─── Source records
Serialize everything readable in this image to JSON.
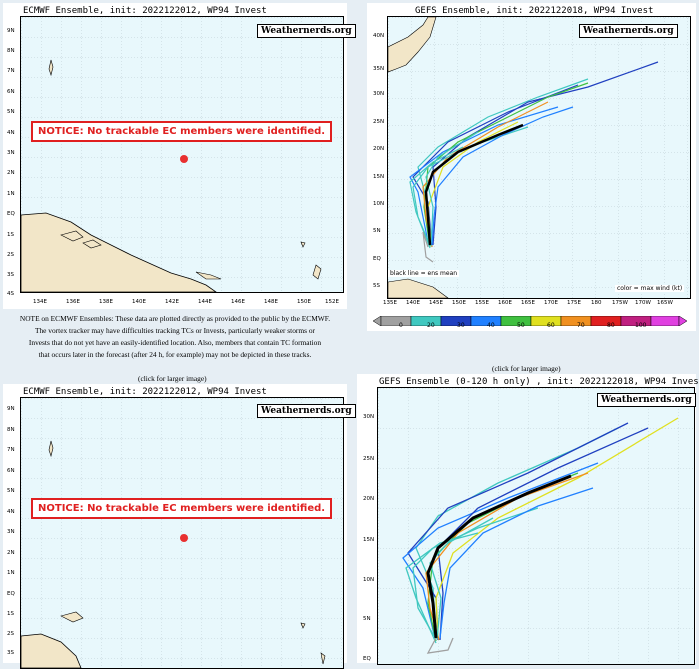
{
  "top_left": {
    "title": "ECMWF Ensemble, init: 2022122012, WP94 Invest",
    "watermark": "Weathernerds.org",
    "notice": "NOTICE: No trackable EC members were identified.",
    "y_ticks": [
      "9N",
      "8N",
      "7N",
      "6N",
      "5N",
      "4N",
      "3N",
      "2N",
      "1N",
      "EQ",
      "1S",
      "2S",
      "3S",
      "4S"
    ],
    "x_ticks": [
      "134E",
      "136E",
      "138E",
      "140E",
      "142E",
      "144E",
      "146E",
      "148E",
      "150E",
      "152E"
    ]
  },
  "caption": {
    "lines": [
      "NOTE on ECMWF Ensembles: These data are plotted directly as provided to the public by the ECMWF.",
      "The vortex tracker may have difficulties tracking TCs or Invests, particularly weaker storms or",
      "Invests that do not yet have an easily-identified location. Also, members that contain TC formation",
      "that occurs later in the forecast (after 24 h, for example) may not be depicted in these tracks."
    ]
  },
  "top_right": {
    "title": "GEFS Ensemble, init: 2022122018, WP94 Invest",
    "watermark": "Weathernerds.org",
    "y_ticks": [
      "40N",
      "35N",
      "30N",
      "25N",
      "20N",
      "15N",
      "10N",
      "5N",
      "EQ",
      "5S"
    ],
    "x_ticks": [
      "135E",
      "140E",
      "145E",
      "150E",
      "155E",
      "160E",
      "165E",
      "170E",
      "175E",
      "180",
      "175W",
      "170W",
      "165W"
    ],
    "legend_left": "black line = ens mean",
    "legend_right": "color = max wind (kt)",
    "colorbar": {
      "labels": [
        "0",
        "20",
        "30",
        "40",
        "50",
        "60",
        "70",
        "80",
        "100"
      ],
      "colors": [
        "#a0a0a0",
        "#40c8c0",
        "#2040c0",
        "#2080ff",
        "#40c040",
        "#e0e020",
        "#f09020",
        "#e02020",
        "#c02080",
        "#e040e0"
      ]
    }
  },
  "click_labels": {
    "left": "(click for larger image)",
    "right": "(click for larger image)"
  },
  "bottom_left": {
    "title": "ECMWF Ensemble, init: 2022122012, WP94 Invest",
    "watermark": "Weathernerds.org",
    "notice": "NOTICE: No trackable EC members were identified.",
    "y_ticks": [
      "9N",
      "8N",
      "7N",
      "6N",
      "5N",
      "4N",
      "3N",
      "2N",
      "1N",
      "EQ",
      "1S",
      "2S",
      "3S"
    ]
  },
  "bottom_right": {
    "title": "GEFS Ensemble (0-120 h only) , init: 2022122018, WP94 Invest",
    "watermark": "Weathernerds.org",
    "y_ticks": [
      "30N",
      "25N",
      "20N",
      "15N",
      "10N",
      "5N",
      "EQ"
    ]
  }
}
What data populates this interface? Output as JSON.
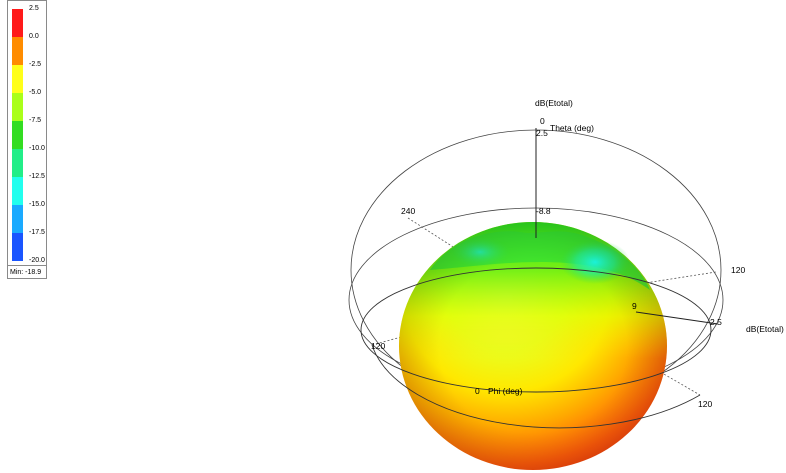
{
  "legend": {
    "ticks": [
      "2.5",
      "0.0",
      "-2.5",
      "-5.0",
      "-7.5",
      "-10.0",
      "-12.5",
      "-15.0",
      "-17.5",
      "-20.0"
    ],
    "colors": [
      "#ff1a1a",
      "#ff8c00",
      "#ffff1a",
      "#aaff1a",
      "#33dd22",
      "#22ee88",
      "#22ffee",
      "#1aaaff",
      "#1a55ff",
      "#0000e0"
    ],
    "min_label": "Min: -18.9"
  },
  "plot": {
    "quantity_label_top": "dB(Etotal)",
    "quantity_label_right": "dB(Etotal)",
    "theta_zero": "0",
    "theta_axis_label": "Theta (deg)",
    "theta_max_mark": "2.5",
    "level_mark_top": "-8.8",
    "level_mark_side": "9",
    "level_mark_right": "2.5",
    "angle_240": "240",
    "angle_120_right": "120",
    "angle_120_left": "120",
    "angle_120_bottom": "120",
    "phi_zero": "0",
    "phi_axis_label": "Phi (deg)"
  }
}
──────
Brief: Repeat the material above word for word and skip every image in it.

Written answer:
Serialize everything readable in this image to JSON.
{
  "top_left": {
    "title": "ECMWF Ensemble, init: 2022122012, WP94 Invest",
    "watermark": "Weathernerds.org",
    "notice": "NOTICE: No trackable EC members were identified.",
    "y_ticks": [
      "9N",
      "8N",
      "7N",
      "6N",
      "5N",
      "4N",
      "3N",
      "2N",
      "1N",
      "EQ",
      "1S",
      "2S",
      "3S",
      "4S"
    ],
    "x_ticks": [
      "134E",
      "136E",
      "138E",
      "140E",
      "142E",
      "144E",
      "146E",
      "148E",
      "150E",
      "152E"
    ]
  },
  "caption": {
    "lines": [
      "NOTE on ECMWF Ensembles: These data are plotted directly as provided to the public by the ECMWF.",
      "The vortex tracker may have difficulties tracking TCs or Invests, particularly weaker storms or",
      "Invests that do not yet have an easily-identified location. Also, members that contain TC formation",
      "that occurs later in the forecast (after 24 h, for example) may not be depicted in these tracks."
    ]
  },
  "top_right": {
    "title": "GEFS Ensemble, init: 2022122018, WP94 Invest",
    "watermark": "Weathernerds.org",
    "y_ticks": [
      "40N",
      "35N",
      "30N",
      "25N",
      "20N",
      "15N",
      "10N",
      "5N",
      "EQ",
      "5S"
    ],
    "x_ticks": [
      "135E",
      "140E",
      "145E",
      "150E",
      "155E",
      "160E",
      "165E",
      "170E",
      "175E",
      "180",
      "175W",
      "170W",
      "165W"
    ],
    "legend_left": "black line = ens mean",
    "legend_right": "color = max wind (kt)",
    "colorbar": {
      "labels": [
        "0",
        "20",
        "30",
        "40",
        "50",
        "60",
        "70",
        "80",
        "100"
      ],
      "colors": [
        "#a0a0a0",
        "#40c8c0",
        "#2040c0",
        "#2080ff",
        "#40c040",
        "#e0e020",
        "#f09020",
        "#e02020",
        "#c02080",
        "#e040e0"
      ]
    }
  },
  "click_labels": {
    "left": "(click for larger image)",
    "right": "(click for larger image)"
  },
  "bottom_left": {
    "title": "ECMWF Ensemble, init: 2022122012, WP94 Invest",
    "watermark": "Weathernerds.org",
    "notice": "NOTICE: No trackable EC members were identified.",
    "y_ticks": [
      "9N",
      "8N",
      "7N",
      "6N",
      "5N",
      "4N",
      "3N",
      "2N",
      "1N",
      "EQ",
      "1S",
      "2S",
      "3S"
    ]
  },
  "bottom_right": {
    "title": "GEFS Ensemble (0-120 h only) , init: 2022122018, WP94 Invest",
    "watermark": "Weathernerds.org",
    "y_ticks": [
      "30N",
      "25N",
      "20N",
      "15N",
      "10N",
      "5N",
      "EQ"
    ]
  }
}
What data populates this interface? Output as JSON.
{
  "legend": {
    "ticks": [
      "2.5",
      "0.0",
      "-2.5",
      "-5.0",
      "-7.5",
      "-10.0",
      "-12.5",
      "-15.0",
      "-17.5",
      "-20.0"
    ],
    "colors": [
      "#ff1a1a",
      "#ff8c00",
      "#ffff1a",
      "#aaff1a",
      "#33dd22",
      "#22ee88",
      "#22ffee",
      "#1aaaff",
      "#1a55ff",
      "#0000e0"
    ],
    "min_label": "Min: -18.9"
  },
  "plot": {
    "quantity_label_top": "dB(Etotal)",
    "quantity_label_right": "dB(Etotal)",
    "theta_zero": "0",
    "theta_axis_label": "Theta (deg)",
    "theta_max_mark": "2.5",
    "level_mark_top": "-8.8",
    "level_mark_side": "9",
    "level_mark_right": "2.5",
    "angle_240": "240",
    "angle_120_right": "120",
    "angle_120_left": "120",
    "angle_120_bottom": "120",
    "phi_zero": "0",
    "phi_axis_label": "Phi (deg)"
  }
}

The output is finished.